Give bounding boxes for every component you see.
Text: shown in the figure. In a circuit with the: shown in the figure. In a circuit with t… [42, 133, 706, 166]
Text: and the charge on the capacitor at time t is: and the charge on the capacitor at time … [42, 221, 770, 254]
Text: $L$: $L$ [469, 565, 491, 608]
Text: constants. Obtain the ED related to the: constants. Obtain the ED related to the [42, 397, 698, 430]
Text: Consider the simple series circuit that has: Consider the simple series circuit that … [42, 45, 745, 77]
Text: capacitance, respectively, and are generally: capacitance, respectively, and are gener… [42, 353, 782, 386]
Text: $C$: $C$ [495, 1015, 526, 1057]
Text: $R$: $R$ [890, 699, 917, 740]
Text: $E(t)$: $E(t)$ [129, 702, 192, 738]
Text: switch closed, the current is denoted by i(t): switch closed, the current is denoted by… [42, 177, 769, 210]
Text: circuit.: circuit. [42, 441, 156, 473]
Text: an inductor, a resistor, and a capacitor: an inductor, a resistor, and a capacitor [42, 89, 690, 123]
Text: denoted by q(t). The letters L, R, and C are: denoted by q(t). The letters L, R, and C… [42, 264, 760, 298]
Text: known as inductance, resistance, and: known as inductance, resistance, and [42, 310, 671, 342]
※ ※ ※
INSTRUCTIONS TO FOLLOW
Change each "circuit" in the rows to "network" and write out all the rows again with nothing else altered.

REPLY TO THE TASK
Give bounding boxes for every component you see.
Text: shown in the figure. In a network with the: shown in the figure. In a network with t… [42, 133, 706, 166]
Text: and the charge on the capacitor at time t is: and the charge on the capacitor at time … [42, 221, 770, 254]
Text: $L$: $L$ [469, 565, 491, 608]
Text: constants. Obtain the ED related to the: constants. Obtain the ED related to the [42, 397, 698, 430]
Text: Consider the simple series network that has: Consider the simple series network that … [42, 45, 745, 77]
Text: capacitance, respectively, and are generally: capacitance, respectively, and are gener… [42, 353, 782, 386]
Text: $C$: $C$ [495, 1015, 526, 1057]
Text: $R$: $R$ [890, 699, 917, 740]
Text: $E(t)$: $E(t)$ [129, 702, 192, 738]
Text: switch closed, the current is denoted by i(t): switch closed, the current is denoted by… [42, 177, 769, 210]
Text: network.: network. [42, 441, 156, 473]
Text: an inductor, a resistor, and a capacitor: an inductor, a resistor, and a capacitor [42, 89, 690, 123]
Text: denoted by q(t). The letters L, R, and C are: denoted by q(t). The letters L, R, and C… [42, 264, 760, 298]
Text: known as inductance, resistance, and: known as inductance, resistance, and [42, 310, 671, 342]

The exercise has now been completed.